Texte proposé -
À l’avenir, nous pourrions alimenter le monde avec la lumière du soleil et de l’eau, en utilisant la lumière du soleil pour obtenir de l’hydrogène à partir de l’eau. Actuellement, la majeure partie de l’hydrogène utilisé comme matière première et combustible est dérivée du gaz naturel et ne nous aide donc pas à éliminer les combustibles fossiles. Mais les scientifiques japonais ouvrent la voie à un avenir alimenté par l’hydrogène, grâce à de nouvelles feuilles photocatalytiques faciles à fabriquer et à un réacteur à panneaux de démonstration de faisabilité qui montre qu’il est possible de raffiner l’hydrogène à partir de l’eau à grande échelle.
« Le fractionnement de l’eau par la lumière du soleil à l’aide de photocatalyseurs est une technologie idéale pour la conversion et le stockage de l’énergie solaire en énergie chimique, et les récents développements des matériaux et systèmes photocatalytiques permettent d’espérer sa réalisation », a indiqué le professeur Kazunari Domen de l’université de Shinshu, auteur principal de l’article paru dans Frontiers in Science. « Toutefois, de nombreux défis restent à relever. »
De la vapeur pour le XXIe siècle
Pour utiliser la lumière du soleil afin de séparer l’eau en oxygène et en hydrogène, nous avons besoin de photocatalyseurs. Sous l’effet de la lumière, ces catalyseurs favorisent les réactions chimiques qui scindent l’eau. Dans les systèmes d’excitation en une étape, le photocatalyseur décompose l’eau en hydrogène et en oxygène. Ces systèmes sont simples mais inefficaces, avec un taux de conversion de l’énergie solaire en hydrogène très faible. Les systèmes d’excitation en deux étapes sont actuellement plus efficaces : un photocatalyseur transforme l’hydrogène de l’eau et l’autre transforme l’oxygène de l’eau.
« Il est évident que la technologie de conversion de l’énergie solaire ne peut pas fonctionner la nuit ou par mauvais temps », a déclaré le Dr Takashi Hisatomi de l’université Shinshu, premier auteur de l’étude. « Mais en stockant l’énergie de la lumière solaire sous forme d’énergie chimique des matériaux combustibles, il est possible d’utiliser l’énergie à tout moment et en tout lieu. »

Consigne -
Restituez mot pour mot le passage du texte sur l’hydrogène solaire qui va de « De la vapeur » à « l’oxygène de l’eau. ».

Données sources -
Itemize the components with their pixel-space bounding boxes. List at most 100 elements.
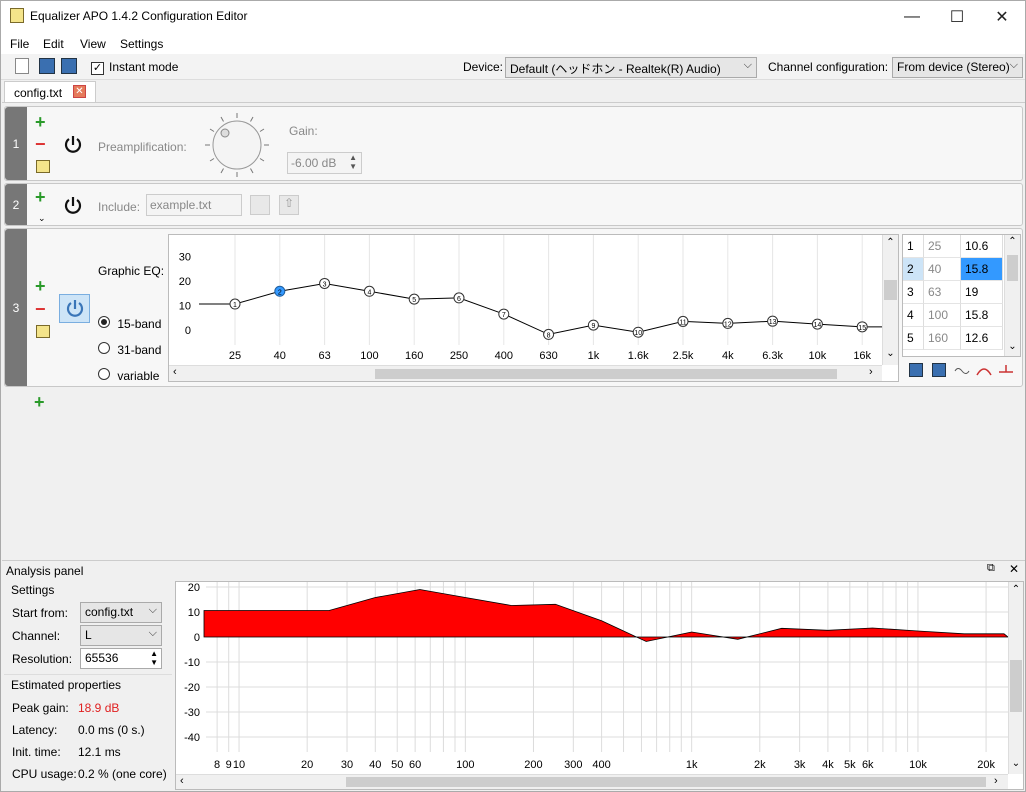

Corrigé -
De la vapeur pour le XXIe siècle
Pour utiliser la lumière du soleil afin de séparer l’eau en oxygène et en hydrogène, nous avons besoin de photocatalyseurs. Sous l’effet de la lumière, ces catalyseurs favorisent les réactions chimiques qui scindent l’eau. Dans les systèmes d’excitation en une étape, le photocatalyseur décompose l’eau en hydrogène et en oxygène. Ces systèmes sont simples mais inefficaces, avec un taux de conversion de l’énergie solaire en hydrogène très faible. Les systèmes d’excitation en deux étapes sont actuellement plus efficaces : un photocatalyseur transforme l’hydrogène de l’eau et l’autre transforme l’oxygène de l’eau.